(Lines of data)
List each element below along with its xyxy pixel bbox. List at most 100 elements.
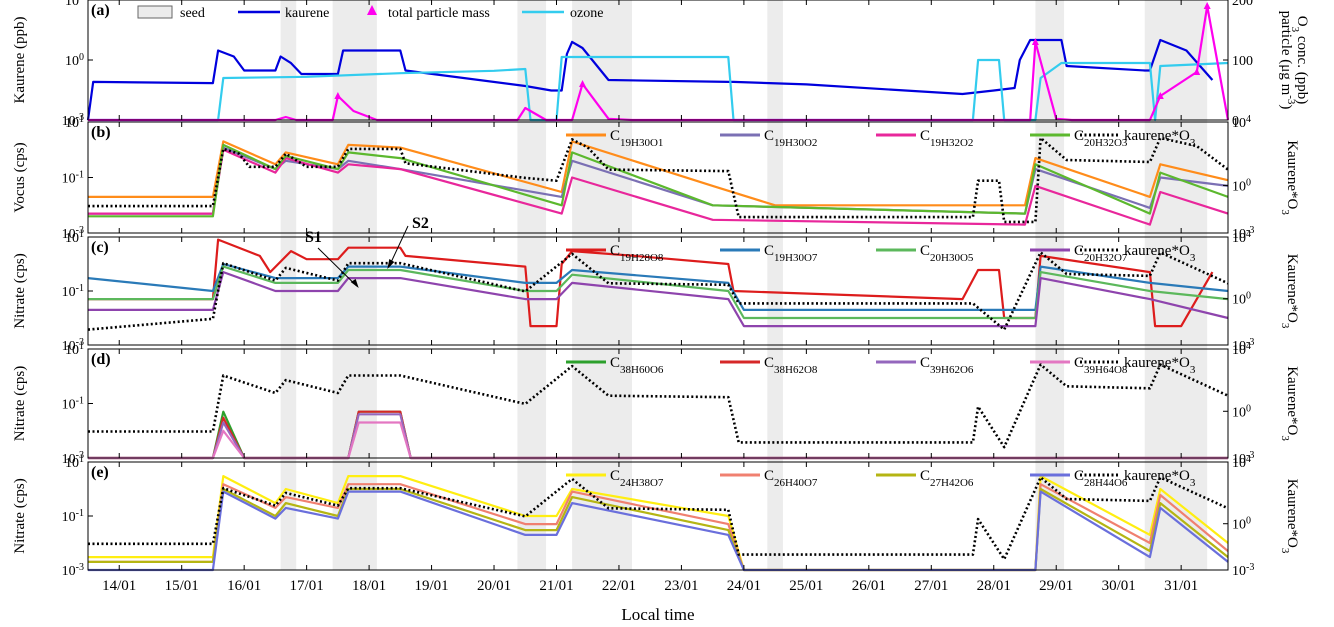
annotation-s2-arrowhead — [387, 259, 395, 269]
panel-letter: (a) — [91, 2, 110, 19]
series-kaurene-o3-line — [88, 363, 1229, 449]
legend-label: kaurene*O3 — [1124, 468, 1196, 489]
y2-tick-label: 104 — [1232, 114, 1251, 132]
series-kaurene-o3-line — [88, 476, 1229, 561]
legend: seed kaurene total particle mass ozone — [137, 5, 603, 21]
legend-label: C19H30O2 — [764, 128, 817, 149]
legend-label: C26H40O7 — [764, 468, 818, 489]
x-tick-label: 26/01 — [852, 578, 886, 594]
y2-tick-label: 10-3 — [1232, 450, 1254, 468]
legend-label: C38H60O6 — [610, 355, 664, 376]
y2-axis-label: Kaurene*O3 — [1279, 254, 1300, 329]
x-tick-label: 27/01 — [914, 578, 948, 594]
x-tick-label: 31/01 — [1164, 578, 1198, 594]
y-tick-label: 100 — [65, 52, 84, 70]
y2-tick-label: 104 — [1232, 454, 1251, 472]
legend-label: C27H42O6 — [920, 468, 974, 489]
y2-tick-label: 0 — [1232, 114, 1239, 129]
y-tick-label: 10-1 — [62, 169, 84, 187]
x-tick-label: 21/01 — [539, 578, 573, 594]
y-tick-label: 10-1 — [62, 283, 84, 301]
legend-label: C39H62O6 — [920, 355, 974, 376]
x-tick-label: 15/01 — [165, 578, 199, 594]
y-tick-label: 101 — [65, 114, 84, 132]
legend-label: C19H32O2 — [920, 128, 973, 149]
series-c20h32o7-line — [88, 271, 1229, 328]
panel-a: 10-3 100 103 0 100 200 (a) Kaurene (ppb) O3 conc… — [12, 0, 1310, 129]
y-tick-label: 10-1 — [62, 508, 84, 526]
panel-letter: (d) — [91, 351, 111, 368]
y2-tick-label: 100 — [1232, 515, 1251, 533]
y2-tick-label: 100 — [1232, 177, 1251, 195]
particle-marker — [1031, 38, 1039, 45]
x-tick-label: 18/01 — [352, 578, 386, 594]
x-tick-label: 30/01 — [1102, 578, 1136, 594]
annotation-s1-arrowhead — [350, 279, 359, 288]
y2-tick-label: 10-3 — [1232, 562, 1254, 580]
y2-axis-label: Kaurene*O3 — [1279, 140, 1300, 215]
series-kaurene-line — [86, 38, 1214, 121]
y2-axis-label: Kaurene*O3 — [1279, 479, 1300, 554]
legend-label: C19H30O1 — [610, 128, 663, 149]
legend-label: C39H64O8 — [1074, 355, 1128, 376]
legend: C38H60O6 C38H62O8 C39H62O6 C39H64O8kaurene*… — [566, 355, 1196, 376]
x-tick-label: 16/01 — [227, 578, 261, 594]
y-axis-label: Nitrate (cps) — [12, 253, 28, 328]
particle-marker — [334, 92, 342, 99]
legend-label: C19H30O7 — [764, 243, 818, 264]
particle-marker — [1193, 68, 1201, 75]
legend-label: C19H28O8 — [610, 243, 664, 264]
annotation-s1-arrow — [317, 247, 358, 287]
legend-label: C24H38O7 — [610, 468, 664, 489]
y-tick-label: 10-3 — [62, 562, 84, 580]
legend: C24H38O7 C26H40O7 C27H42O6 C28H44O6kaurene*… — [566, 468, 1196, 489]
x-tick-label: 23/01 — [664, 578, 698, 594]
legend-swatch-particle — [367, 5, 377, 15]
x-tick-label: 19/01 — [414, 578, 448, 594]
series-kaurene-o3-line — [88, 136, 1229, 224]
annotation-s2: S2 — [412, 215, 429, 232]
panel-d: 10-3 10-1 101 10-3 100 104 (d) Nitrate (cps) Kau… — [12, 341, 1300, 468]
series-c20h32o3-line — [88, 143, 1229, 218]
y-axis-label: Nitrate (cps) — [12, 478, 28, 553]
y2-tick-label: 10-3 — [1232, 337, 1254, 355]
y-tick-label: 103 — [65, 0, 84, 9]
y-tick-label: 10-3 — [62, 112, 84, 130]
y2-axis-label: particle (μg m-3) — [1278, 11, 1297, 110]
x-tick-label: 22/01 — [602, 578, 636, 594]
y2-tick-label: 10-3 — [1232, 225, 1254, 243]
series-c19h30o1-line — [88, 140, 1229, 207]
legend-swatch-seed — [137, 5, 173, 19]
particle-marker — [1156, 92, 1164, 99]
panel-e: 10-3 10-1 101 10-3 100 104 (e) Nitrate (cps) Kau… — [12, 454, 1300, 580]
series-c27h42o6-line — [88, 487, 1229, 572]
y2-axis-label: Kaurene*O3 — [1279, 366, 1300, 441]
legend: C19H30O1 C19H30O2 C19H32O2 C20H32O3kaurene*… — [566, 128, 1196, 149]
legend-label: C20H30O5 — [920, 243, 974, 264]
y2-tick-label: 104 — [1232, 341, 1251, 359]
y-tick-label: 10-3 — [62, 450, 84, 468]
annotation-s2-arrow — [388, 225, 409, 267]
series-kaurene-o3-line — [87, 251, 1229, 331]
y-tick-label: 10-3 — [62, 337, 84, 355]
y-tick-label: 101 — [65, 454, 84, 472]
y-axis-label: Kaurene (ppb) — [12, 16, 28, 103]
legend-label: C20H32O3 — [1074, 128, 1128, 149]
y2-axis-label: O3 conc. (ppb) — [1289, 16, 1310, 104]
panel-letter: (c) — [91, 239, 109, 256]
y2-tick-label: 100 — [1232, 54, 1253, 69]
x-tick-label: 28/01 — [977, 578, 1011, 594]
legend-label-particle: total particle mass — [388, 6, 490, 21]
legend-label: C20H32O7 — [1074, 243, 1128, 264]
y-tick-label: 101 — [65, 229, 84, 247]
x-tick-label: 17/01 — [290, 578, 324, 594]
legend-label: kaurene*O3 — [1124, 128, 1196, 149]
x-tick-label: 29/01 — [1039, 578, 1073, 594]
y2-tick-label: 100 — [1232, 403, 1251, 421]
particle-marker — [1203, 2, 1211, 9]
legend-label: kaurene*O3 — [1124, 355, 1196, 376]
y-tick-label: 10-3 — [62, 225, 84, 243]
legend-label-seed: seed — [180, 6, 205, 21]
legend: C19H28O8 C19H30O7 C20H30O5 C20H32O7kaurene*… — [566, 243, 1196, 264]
* * *
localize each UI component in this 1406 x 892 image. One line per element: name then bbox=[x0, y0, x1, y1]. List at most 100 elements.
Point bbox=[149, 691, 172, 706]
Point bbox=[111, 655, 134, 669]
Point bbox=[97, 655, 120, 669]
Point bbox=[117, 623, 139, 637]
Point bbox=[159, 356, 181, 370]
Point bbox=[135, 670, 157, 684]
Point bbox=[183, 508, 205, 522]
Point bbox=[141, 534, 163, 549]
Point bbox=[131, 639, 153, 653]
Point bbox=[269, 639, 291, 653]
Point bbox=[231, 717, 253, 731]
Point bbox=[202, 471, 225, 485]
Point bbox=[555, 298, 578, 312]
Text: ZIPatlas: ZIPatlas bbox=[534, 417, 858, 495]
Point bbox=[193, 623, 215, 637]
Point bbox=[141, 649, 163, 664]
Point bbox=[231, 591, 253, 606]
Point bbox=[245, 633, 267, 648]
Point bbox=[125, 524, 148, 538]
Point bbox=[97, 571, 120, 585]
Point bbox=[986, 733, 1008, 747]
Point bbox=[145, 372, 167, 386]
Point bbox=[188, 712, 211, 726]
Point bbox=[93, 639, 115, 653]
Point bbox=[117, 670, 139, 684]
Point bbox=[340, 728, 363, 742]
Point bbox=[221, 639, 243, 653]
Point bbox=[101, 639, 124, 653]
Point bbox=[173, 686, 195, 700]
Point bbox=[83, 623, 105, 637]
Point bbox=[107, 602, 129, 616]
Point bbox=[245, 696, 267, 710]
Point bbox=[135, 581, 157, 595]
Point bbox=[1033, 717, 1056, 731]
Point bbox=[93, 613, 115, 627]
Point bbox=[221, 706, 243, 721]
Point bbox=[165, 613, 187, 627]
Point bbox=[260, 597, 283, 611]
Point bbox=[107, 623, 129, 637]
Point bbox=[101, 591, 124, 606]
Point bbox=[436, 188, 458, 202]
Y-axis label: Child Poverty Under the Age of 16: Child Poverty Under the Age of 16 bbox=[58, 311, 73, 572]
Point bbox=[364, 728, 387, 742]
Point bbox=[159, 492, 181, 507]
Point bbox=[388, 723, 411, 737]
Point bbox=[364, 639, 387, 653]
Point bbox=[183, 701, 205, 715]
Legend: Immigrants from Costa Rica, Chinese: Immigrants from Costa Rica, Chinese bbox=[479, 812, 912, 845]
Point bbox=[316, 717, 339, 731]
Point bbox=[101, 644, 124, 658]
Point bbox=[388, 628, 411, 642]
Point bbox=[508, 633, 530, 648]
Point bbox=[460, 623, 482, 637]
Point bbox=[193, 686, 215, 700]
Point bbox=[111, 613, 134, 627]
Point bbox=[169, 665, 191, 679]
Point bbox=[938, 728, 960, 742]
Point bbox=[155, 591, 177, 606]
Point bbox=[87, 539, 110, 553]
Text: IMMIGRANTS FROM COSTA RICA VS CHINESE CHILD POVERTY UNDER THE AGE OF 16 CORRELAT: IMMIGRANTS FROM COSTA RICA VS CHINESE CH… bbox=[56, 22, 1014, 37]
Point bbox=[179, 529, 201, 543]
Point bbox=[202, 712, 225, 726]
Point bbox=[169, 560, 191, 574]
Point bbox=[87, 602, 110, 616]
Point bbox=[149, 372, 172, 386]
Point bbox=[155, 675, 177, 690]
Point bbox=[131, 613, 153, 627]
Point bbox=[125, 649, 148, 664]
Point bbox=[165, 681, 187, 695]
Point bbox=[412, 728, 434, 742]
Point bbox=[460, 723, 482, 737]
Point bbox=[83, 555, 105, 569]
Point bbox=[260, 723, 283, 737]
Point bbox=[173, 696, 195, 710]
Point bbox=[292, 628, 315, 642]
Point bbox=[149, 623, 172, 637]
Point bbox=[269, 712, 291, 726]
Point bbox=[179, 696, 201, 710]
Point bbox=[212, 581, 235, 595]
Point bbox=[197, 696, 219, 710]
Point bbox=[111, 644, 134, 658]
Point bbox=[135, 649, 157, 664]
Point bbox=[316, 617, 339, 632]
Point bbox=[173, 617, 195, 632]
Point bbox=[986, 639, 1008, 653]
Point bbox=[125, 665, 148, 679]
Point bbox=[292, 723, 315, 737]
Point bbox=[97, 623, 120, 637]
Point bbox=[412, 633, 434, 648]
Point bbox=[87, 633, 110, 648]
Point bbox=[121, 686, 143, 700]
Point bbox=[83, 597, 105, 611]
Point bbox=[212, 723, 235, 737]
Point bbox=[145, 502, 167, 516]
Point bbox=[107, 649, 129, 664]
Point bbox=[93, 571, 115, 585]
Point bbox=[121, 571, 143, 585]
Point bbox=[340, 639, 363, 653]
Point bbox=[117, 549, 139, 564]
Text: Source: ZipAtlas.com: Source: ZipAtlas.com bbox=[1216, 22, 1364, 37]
* * *
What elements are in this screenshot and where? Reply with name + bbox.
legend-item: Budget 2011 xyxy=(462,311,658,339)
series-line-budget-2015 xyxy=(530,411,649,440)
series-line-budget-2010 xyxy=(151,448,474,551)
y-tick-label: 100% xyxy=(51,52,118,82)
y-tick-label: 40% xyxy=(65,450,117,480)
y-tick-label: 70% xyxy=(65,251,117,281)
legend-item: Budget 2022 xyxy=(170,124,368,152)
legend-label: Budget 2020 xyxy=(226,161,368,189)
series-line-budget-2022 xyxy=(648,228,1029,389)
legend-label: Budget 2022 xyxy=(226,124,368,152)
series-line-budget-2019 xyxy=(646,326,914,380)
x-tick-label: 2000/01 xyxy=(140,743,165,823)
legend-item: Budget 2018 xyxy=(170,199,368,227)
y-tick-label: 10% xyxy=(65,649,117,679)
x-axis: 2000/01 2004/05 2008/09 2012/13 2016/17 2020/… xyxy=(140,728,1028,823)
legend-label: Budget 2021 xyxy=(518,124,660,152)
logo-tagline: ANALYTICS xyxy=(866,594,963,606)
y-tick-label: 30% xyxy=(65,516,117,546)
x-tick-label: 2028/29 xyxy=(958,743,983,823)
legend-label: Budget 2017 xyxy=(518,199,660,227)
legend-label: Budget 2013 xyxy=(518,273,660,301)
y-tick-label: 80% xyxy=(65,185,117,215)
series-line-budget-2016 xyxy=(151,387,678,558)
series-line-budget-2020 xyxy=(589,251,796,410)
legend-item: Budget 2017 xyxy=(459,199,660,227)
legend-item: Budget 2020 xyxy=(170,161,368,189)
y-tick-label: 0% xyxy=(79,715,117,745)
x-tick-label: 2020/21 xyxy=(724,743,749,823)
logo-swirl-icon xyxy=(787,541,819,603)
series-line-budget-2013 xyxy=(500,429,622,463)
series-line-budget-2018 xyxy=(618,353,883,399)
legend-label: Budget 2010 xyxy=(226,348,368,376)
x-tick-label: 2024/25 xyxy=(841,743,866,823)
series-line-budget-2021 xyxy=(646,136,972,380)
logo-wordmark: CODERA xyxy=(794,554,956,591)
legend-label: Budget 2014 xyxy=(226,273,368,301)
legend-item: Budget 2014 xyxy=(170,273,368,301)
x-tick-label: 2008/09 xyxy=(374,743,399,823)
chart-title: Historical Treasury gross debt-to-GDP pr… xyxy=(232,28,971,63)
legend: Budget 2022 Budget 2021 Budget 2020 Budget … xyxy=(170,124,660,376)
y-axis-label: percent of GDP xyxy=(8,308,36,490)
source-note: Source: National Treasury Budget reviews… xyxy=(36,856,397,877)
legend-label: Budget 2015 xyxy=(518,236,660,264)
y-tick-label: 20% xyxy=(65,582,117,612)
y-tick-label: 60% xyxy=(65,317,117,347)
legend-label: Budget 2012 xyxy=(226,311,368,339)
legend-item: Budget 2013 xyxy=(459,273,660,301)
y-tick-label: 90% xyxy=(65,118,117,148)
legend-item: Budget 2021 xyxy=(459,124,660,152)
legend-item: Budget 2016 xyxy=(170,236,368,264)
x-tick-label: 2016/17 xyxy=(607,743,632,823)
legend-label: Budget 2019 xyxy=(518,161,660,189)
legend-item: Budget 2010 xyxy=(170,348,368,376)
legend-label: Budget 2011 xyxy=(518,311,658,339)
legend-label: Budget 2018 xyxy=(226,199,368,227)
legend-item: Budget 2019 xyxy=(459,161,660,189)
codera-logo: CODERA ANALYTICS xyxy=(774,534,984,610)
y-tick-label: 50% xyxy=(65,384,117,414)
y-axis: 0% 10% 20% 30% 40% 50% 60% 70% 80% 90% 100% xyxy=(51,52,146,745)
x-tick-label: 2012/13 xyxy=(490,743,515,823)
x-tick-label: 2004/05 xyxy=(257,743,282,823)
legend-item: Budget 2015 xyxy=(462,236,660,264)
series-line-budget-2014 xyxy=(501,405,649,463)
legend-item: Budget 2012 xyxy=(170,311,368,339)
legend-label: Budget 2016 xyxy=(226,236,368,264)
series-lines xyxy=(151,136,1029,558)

◆ **Request**:
Reproduce verbatim the stretch of lines from the line containing "annotation-s2-arrowhead — [387, 259, 395, 269]" through the line containing "y2-tick-label: 0 — [1232, 114, 1239, 129]", with both of those lines included.

◆ **Response to the task**:
annotation-s2-arrowhead — [387, 259, 395, 269]
panel-letter: (a) — [91, 2, 110, 19]
series-kaurene-o3-line — [88, 363, 1229, 449]
legend-label: kaurene*O3 — [1124, 468, 1196, 489]
y2-tick-label: 104 — [1232, 114, 1251, 132]
series-kaurene-o3-line — [88, 476, 1229, 561]
legend: seed kaurene total particle mass ozone — [137, 5, 603, 21]
legend-label: C19H30O2 — [764, 128, 817, 149]
legend-label: C26H40O7 — [764, 468, 818, 489]
x-tick-label: 26/01 — [852, 578, 886, 594]
y2-tick-label: 10-3 — [1232, 450, 1254, 468]
legend-label: C38H60O6 — [610, 355, 664, 376]
y2-axis-label: Kaurene*O3 — [1279, 254, 1300, 329]
x-tick-label: 27/01 — [914, 578, 948, 594]
x-tick-label: 31/01 — [1164, 578, 1198, 594]
y-tick-label: 100 — [65, 52, 84, 70]
y2-tick-label: 104 — [1232, 454, 1251, 472]
legend-label: C27H42O6 — [920, 468, 974, 489]
y2-tick-label: 0 — [1232, 114, 1239, 129]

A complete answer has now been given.